# LISTED ENTRIES start

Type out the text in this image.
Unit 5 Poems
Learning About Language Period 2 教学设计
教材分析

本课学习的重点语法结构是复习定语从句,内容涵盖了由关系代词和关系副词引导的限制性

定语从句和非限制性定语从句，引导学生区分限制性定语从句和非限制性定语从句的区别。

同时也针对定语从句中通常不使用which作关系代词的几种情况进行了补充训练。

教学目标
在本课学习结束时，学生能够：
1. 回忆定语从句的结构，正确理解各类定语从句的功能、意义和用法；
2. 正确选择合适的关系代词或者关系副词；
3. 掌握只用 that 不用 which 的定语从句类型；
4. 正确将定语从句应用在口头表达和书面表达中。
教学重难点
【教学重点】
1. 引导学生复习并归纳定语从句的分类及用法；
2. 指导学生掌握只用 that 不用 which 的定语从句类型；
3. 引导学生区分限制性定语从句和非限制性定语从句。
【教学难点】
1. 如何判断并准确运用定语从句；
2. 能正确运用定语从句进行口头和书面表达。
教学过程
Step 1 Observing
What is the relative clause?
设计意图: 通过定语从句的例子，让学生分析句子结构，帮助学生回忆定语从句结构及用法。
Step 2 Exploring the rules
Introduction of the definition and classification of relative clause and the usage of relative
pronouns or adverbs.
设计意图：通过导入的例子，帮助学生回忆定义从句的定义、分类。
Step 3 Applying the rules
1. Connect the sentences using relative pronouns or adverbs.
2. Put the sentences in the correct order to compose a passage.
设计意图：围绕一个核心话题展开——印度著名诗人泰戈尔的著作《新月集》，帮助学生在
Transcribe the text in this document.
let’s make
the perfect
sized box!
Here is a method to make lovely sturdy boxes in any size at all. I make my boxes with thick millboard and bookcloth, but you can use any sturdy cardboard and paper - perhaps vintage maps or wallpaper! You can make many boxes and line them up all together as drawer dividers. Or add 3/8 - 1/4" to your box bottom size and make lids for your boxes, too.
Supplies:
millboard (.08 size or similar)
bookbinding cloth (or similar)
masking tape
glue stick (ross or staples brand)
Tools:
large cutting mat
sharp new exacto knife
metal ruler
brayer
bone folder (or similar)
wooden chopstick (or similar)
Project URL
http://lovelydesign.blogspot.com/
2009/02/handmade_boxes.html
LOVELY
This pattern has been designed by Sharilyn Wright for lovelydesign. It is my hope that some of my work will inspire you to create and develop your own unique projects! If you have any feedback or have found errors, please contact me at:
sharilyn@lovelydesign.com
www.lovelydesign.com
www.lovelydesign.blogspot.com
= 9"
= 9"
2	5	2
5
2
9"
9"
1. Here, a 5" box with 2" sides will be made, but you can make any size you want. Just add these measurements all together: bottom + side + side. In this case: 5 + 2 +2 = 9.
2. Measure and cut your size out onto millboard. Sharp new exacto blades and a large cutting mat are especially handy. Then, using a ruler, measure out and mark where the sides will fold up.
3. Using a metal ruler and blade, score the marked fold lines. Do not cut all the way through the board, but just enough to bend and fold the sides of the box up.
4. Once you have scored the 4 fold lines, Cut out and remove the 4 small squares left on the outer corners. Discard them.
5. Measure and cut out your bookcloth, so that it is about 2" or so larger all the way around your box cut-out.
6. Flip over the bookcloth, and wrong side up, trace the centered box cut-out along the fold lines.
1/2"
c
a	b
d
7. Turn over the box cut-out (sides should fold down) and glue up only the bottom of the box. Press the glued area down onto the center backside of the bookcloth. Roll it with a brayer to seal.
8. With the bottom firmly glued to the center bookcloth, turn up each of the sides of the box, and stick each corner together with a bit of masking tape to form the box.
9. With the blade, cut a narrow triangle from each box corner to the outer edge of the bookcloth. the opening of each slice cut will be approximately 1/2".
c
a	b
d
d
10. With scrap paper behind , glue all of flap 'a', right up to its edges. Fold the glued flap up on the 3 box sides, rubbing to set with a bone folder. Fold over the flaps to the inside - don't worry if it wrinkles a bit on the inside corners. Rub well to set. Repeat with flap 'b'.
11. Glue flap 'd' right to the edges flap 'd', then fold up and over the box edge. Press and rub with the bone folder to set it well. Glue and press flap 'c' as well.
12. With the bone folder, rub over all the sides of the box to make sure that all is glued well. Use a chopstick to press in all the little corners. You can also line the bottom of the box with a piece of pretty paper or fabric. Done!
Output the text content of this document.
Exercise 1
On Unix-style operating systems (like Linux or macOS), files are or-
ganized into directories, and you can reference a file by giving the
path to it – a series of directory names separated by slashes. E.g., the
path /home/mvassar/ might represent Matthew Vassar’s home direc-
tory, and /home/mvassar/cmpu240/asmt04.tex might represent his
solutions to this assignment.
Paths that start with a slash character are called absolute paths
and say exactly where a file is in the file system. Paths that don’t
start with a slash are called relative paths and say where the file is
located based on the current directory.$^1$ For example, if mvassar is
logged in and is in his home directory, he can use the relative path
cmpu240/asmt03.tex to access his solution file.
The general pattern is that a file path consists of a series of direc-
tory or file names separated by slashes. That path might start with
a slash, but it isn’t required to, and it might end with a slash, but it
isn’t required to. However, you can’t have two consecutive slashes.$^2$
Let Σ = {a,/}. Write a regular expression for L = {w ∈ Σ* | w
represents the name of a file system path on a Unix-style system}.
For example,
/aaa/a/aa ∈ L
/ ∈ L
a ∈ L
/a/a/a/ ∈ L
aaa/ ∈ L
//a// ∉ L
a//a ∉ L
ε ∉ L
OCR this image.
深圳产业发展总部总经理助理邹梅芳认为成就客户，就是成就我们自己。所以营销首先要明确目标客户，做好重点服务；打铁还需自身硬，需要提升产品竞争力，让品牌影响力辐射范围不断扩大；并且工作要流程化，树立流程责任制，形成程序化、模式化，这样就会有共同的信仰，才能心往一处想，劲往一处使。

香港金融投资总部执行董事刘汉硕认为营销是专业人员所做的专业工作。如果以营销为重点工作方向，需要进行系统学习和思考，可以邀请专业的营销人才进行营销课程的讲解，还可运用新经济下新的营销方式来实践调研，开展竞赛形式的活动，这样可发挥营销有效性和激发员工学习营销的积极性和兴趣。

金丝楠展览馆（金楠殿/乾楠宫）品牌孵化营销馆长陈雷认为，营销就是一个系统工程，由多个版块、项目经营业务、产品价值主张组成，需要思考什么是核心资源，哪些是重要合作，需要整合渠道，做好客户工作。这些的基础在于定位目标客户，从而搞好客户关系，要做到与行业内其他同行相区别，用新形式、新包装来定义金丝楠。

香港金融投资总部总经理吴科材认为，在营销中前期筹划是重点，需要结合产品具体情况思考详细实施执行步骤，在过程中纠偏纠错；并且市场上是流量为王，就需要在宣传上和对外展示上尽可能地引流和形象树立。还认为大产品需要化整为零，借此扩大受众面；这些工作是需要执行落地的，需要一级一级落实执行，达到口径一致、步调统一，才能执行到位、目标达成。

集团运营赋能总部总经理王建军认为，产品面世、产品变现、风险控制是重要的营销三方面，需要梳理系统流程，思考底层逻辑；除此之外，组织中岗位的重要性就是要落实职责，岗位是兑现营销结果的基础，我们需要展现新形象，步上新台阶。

# LISTED ENTRIES end

▶ EXERCISE OBJECTIVE: Retype every record above exactly as written.

▶ SOLUTION:
Type out the text in this image.
Unit 5 Poems
Learning About Language Period 2 教学设计
教材分析

本课学习的重点语法结构是复习定语从句,内容涵盖了由关系代词和关系副词引导的限制性

定语从句和非限制性定语从句，引导学生区分限制性定语从句和非限制性定语从句的区别。

同时也针对定语从句中通常不使用which作关系代词的几种情况进行了补充训练。

教学目标
在本课学习结束时，学生能够：
1. 回忆定语从句的结构，正确理解各类定语从句的功能、意义和用法；
2. 正确选择合适的关系代词或者关系副词；
3. 掌握只用 that 不用 which 的定语从句类型；
4. 正确将定语从句应用在口头表达和书面表达中。
教学重难点
【教学重点】
1. 引导学生复习并归纳定语从句的分类及用法；
2. 指导学生掌握只用 that 不用 which 的定语从句类型；
3. 引导学生区分限制性定语从句和非限制性定语从句。
【教学难点】
1. 如何判断并准确运用定语从句；
2. 能正确运用定语从句进行口头和书面表达。
教学过程
Step 1 Observing
What is the relative clause?
设计意图: 通过定语从句的例子，让学生分析句子结构，帮助学生回忆定语从句结构及用法。
Step 2 Exploring the rules
Introduction of the definition and classification of relative clause and the usage of relative
pronouns or adverbs.
设计意图：通过导入的例子，帮助学生回忆定义从句的定义、分类。
Step 3 Applying the rules
1. Connect the sentences using relative pronouns or adverbs.
2. Put the sentences in the correct order to compose a passage.
设计意图：围绕一个核心话题展开——印度著名诗人泰戈尔的著作《新月集》，帮助学生在
Transcribe the text in this document.
let’s make
the perfect
sized box!
Here is a method to make lovely sturdy boxes in any size at all. I make my boxes with thick millboard and bookcloth, but you can use any sturdy cardboard and paper - perhaps vintage maps or wallpaper! You can make many boxes and line them up all together as drawer dividers. Or add 3/8 - 1/4" to your box bottom size and make lids for your boxes, too.
Supplies:
millboard (.08 size or similar)
bookbinding cloth (or similar)
masking tape
glue stick (ross or staples brand)
Tools:
large cutting mat
sharp new exacto knife
metal ruler
brayer
bone folder (or similar)
wooden chopstick (or similar)
Project URL
http://lovelydesign.blogspot.com/
2009/02/handmade_boxes.html
LOVELY
This pattern has been designed by Sharilyn Wright for lovelydesign. It is my hope that some of my work will inspire you to create and develop your own unique projects! If you have any feedback or have found errors, please contact me at:
sharilyn@lovelydesign.com
www.lovelydesign.com
www.lovelydesign.blogspot.com
= 9"
= 9"
2	5	2
5
2
9"
9"
1. Here, a 5" box with 2" sides will be made, but you can make any size you want. Just add these measurements all together: bottom + side + side. In this case: 5 + 2 +2 = 9.
2. Measure and cut your size out onto millboard. Sharp new exacto blades and a large cutting mat are especially handy. Then, using a ruler, measure out and mark where the sides will fold up.
3. Using a metal ruler and blade, score the marked fold lines. Do not cut all the way through the board, but just enough to bend and fold the sides of the box up.
4. Once you have scored the 4 fold lines, Cut out and remove the 4 small squares left on the outer corners. Discard them.
5. Measure and cut out your bookcloth, so that it is about 2" or so larger all the way around your box cut-out.
6. Flip over the bookcloth, and wrong side up, trace the centered box cut-out along the fold lines.
1/2"
c
a	b
d
7. Turn over the box cut-out (sides should fold down) and glue up only the bottom of the box. Press the glued area down onto the center backside of the bookcloth. Roll it with a brayer to seal.
8. With the bottom firmly glued to the center bookcloth, turn up each of the sides of the box, and stick each corner together with a bit of masking tape to form the box.
9. With the blade, cut a narrow triangle from each box corner to the outer edge of the bookcloth. the opening of each slice cut will be approximately 1/2".
c
a	b
d
d
10. With scrap paper behind , glue all of flap 'a', right up to its edges. Fold the glued flap up on the 3 box sides, rubbing to set with a bone folder. Fold over the flaps to the inside - don't worry if it wrinkles a bit on the inside corners. Rub well to set. Repeat with flap 'b'.
11. Glue flap 'd' right to the edges flap 'd', then fold up and over the box edge. Press and rub with the bone folder to set it well. Glue and press flap 'c' as well.
12. With the bone folder, rub over all the sides of the box to make sure that all is glued well. Use a chopstick to press in all the little corners. You can also line the bottom of the box with a piece of pretty paper or fabric. Done!
Output the text content of this document.
Exercise 1
On Unix-style operating systems (like Linux or macOS), files are or-
ganized into directories, and you can reference a file by giving the
path to it – a series of directory names separated by slashes. E.g., the
path /home/mvassar/ might represent Matthew Vassar’s home direc-
tory, and /home/mvassar/cmpu240/asmt04.tex might represent his
solutions to this assignment.
Paths that start with a slash character are called absolute paths
and say exactly where a file is in the file system. Paths that don’t
start with a slash are called relative paths and say where the file is
located based on the current directory.$^1$ For example, if mvassar is
logged in and is in his home directory, he can use the relative path
cmpu240/asmt03.tex to access his solution file.
The general pattern is that a file path consists of a series of direc-
tory or file names separated by slashes. That path might start with
a slash, but it isn’t required to, and it might end with a slash, but it
isn’t required to. However, you can’t have two consecutive slashes.$^2$
Let Σ = {a,/}. Write a regular expression for L = {w ∈ Σ* | w
represents the name of a file system path on a Unix-style system}.
For example,
/aaa/a/aa ∈ L
/ ∈ L
a ∈ L
/a/a/a/ ∈ L
aaa/ ∈ L
//a// ∉ L
a//a ∉ L
ε ∉ L
OCR this image.
深圳产业发展总部总经理助理邹梅芳认为成就客户，就是成就我们自己。所以营销首先要明确目标客户，做好重点服务；打铁还需自身硬，需要提升产品竞争力，让品牌影响力辐射范围不断扩大；并且工作要流程化，树立流程责任制，形成程序化、模式化，这样就会有共同的信仰，才能心往一处想，劲往一处使。

香港金融投资总部执行董事刘汉硕认为营销是专业人员所做的专业工作。如果以营销为重点工作方向，需要进行系统学习和思考，可以邀请专业的营销人才进行营销课程的讲解，还可运用新经济下新的营销方式来实践调研，开展竞赛形式的活动，这样可发挥营销有效性和激发员工学习营销的积极性和兴趣。

金丝楠展览馆（金楠殿/乾楠宫）品牌孵化营销馆长陈雷认为，营销就是一个系统工程，由多个版块、项目经营业务、产品价值主张组成，需要思考什么是核心资源，哪些是重要合作，需要整合渠道，做好客户工作。这些的基础在于定位目标客户，从而搞好客户关系，要做到与行业内其他同行相区别，用新形式、新包装来定义金丝楠。

香港金融投资总部总经理吴科材认为，在营销中前期筹划是重点，需要结合产品具体情况思考详细实施执行步骤，在过程中纠偏纠错；并且市场上是流量为王，就需要在宣传上和对外展示上尽可能地引流和形象树立。还认为大产品需要化整为零，借此扩大受众面；这些工作是需要执行落地的，需要一级一级落实执行，达到口径一致、步调统一，才能执行到位、目标达成。

集团运营赋能总部总经理王建军认为，产品面世、产品变现、风险控制是重要的营销三方面，需要梳理系统流程，思考底层逻辑；除此之外，组织中岗位的重要性就是要落实职责，岗位是兑现营销结果的基础，我们需要展现新形象，步上新台阶。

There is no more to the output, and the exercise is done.